======== Data shown ========

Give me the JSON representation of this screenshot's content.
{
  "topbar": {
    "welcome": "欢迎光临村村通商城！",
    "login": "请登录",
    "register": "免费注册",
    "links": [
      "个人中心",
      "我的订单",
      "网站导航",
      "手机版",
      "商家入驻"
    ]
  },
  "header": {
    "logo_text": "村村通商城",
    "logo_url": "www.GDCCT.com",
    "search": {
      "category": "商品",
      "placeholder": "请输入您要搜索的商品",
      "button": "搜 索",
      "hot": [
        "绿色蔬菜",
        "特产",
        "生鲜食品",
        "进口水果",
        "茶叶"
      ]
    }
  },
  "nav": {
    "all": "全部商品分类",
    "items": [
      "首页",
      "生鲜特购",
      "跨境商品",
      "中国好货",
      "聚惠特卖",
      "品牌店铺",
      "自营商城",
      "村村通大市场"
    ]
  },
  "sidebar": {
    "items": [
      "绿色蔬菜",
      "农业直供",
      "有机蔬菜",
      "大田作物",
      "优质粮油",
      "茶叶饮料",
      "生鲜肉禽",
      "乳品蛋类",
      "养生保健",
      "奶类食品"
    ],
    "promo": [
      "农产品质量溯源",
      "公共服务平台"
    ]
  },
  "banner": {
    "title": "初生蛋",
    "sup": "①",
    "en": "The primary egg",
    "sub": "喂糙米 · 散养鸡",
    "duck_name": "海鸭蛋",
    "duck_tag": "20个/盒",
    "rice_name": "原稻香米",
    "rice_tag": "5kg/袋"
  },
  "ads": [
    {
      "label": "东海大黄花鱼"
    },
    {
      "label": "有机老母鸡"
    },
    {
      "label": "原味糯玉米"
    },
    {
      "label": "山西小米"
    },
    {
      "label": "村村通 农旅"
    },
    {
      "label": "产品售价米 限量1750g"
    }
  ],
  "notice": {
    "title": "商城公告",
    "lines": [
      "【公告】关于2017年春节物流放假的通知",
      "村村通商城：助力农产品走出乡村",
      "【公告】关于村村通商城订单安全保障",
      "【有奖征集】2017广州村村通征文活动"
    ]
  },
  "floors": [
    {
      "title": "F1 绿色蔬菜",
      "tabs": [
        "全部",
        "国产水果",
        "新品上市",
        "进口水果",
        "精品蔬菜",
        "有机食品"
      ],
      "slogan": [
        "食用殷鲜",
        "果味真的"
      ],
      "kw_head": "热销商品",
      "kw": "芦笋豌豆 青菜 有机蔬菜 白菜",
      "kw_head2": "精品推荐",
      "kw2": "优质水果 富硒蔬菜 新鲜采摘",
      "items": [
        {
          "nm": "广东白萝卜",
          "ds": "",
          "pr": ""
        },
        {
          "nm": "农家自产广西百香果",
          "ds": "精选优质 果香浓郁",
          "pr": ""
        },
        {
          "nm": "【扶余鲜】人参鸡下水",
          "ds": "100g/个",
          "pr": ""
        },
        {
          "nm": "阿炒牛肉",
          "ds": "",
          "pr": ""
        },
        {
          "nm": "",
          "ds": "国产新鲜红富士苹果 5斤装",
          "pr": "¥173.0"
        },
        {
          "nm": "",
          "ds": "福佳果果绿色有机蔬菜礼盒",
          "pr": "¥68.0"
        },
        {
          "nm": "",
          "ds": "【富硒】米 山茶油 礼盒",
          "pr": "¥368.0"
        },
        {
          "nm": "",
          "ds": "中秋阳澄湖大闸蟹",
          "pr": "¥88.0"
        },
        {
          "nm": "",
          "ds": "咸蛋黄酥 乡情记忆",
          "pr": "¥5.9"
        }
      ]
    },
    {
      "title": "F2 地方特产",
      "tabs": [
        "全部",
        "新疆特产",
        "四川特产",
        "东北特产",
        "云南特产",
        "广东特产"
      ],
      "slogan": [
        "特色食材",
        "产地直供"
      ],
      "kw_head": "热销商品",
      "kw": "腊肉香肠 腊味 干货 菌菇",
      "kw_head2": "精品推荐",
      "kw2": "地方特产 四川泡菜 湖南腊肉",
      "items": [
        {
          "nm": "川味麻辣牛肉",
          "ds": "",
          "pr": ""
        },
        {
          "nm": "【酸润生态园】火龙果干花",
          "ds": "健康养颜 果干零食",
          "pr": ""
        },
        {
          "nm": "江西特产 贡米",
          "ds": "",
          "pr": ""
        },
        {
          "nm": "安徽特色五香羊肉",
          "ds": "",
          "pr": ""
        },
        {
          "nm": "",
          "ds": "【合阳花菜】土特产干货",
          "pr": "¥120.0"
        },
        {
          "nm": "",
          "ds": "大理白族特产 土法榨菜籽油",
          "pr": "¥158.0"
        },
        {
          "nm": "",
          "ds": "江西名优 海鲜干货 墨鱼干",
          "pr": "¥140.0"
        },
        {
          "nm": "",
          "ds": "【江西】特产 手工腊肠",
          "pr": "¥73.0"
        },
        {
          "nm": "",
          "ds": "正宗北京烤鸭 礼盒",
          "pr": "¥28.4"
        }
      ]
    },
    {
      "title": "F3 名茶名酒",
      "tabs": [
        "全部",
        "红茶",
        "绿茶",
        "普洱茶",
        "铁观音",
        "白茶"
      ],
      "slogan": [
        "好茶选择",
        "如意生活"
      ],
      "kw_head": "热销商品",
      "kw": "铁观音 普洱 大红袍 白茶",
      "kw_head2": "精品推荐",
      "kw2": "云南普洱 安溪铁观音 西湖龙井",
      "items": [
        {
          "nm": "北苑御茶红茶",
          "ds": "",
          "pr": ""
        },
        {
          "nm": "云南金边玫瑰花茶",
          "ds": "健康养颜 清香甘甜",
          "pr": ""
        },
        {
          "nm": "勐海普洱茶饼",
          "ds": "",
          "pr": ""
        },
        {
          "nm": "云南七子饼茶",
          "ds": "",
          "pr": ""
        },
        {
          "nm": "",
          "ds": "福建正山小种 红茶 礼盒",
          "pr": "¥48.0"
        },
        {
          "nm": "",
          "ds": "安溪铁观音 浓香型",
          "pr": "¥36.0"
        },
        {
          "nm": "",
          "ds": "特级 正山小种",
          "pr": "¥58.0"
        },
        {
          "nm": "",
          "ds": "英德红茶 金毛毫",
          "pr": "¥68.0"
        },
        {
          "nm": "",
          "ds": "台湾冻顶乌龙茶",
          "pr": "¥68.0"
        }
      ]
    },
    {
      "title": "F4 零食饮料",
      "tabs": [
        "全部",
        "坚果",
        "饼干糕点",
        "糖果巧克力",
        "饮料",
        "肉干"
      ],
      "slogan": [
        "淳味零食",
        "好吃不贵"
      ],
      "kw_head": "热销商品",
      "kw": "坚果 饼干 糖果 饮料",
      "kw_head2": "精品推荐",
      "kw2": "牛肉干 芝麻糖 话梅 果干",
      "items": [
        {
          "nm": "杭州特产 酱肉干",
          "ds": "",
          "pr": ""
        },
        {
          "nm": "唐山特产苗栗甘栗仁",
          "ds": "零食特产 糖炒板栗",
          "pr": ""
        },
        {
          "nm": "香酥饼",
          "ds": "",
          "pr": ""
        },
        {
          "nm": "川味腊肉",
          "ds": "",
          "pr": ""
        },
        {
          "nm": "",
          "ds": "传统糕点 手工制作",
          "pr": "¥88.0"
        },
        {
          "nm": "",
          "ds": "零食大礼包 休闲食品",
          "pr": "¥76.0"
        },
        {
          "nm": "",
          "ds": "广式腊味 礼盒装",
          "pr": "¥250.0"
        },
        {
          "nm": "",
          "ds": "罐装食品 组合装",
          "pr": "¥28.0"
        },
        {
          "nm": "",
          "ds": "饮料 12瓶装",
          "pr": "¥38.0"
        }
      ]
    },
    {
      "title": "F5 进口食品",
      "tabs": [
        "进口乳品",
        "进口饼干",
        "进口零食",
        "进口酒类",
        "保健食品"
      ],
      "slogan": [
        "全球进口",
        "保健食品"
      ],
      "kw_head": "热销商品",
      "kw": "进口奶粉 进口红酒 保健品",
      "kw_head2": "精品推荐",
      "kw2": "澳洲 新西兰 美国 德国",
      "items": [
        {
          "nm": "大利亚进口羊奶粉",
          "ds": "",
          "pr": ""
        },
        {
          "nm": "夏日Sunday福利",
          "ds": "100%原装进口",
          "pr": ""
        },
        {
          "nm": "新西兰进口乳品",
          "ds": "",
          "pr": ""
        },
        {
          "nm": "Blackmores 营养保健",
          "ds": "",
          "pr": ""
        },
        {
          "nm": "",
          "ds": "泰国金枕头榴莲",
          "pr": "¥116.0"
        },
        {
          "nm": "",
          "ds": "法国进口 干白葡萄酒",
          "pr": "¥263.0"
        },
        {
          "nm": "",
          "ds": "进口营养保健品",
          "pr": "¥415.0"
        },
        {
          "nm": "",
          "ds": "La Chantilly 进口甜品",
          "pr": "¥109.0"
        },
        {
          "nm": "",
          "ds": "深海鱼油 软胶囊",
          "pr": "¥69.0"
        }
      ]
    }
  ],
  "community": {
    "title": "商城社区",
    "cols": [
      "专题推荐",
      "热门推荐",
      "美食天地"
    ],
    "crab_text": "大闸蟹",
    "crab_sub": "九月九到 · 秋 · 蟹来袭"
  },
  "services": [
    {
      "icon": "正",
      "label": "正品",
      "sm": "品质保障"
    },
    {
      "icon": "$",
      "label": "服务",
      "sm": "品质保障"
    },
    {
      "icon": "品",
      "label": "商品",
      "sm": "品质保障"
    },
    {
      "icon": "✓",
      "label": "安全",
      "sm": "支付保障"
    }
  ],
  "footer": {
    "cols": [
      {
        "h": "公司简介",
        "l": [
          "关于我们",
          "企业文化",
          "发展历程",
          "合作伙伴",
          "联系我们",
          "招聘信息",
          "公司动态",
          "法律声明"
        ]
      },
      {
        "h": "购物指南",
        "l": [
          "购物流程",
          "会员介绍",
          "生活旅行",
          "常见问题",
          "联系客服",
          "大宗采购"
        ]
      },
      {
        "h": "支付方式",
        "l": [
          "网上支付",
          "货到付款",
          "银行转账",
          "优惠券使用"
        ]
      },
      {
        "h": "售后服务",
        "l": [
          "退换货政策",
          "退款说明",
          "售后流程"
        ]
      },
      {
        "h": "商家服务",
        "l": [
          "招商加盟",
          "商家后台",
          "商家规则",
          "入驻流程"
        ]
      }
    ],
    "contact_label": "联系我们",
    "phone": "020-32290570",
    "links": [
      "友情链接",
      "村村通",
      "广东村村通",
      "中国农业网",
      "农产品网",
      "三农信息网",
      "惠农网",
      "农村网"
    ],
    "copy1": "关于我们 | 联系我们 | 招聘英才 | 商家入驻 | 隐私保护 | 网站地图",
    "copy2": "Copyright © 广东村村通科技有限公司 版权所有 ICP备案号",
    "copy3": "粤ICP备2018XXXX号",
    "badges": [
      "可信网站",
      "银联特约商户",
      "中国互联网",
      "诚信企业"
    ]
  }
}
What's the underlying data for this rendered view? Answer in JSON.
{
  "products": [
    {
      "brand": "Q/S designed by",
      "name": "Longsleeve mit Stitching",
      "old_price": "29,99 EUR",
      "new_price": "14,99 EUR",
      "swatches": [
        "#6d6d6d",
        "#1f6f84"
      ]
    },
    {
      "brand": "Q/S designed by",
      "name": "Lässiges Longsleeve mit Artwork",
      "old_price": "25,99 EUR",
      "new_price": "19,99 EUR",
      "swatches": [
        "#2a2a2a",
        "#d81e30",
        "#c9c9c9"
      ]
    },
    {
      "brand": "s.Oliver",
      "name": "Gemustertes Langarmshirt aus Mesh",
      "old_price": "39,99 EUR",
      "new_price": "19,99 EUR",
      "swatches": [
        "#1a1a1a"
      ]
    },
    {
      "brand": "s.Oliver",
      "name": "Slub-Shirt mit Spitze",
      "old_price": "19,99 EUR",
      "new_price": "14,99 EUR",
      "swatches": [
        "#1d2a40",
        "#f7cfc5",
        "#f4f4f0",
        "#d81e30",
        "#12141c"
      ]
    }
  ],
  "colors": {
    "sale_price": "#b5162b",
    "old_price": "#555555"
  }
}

========

## What you will do
Check each line of the records for the string "this" and state how many lines contain it. Give only the number.

## Reply
2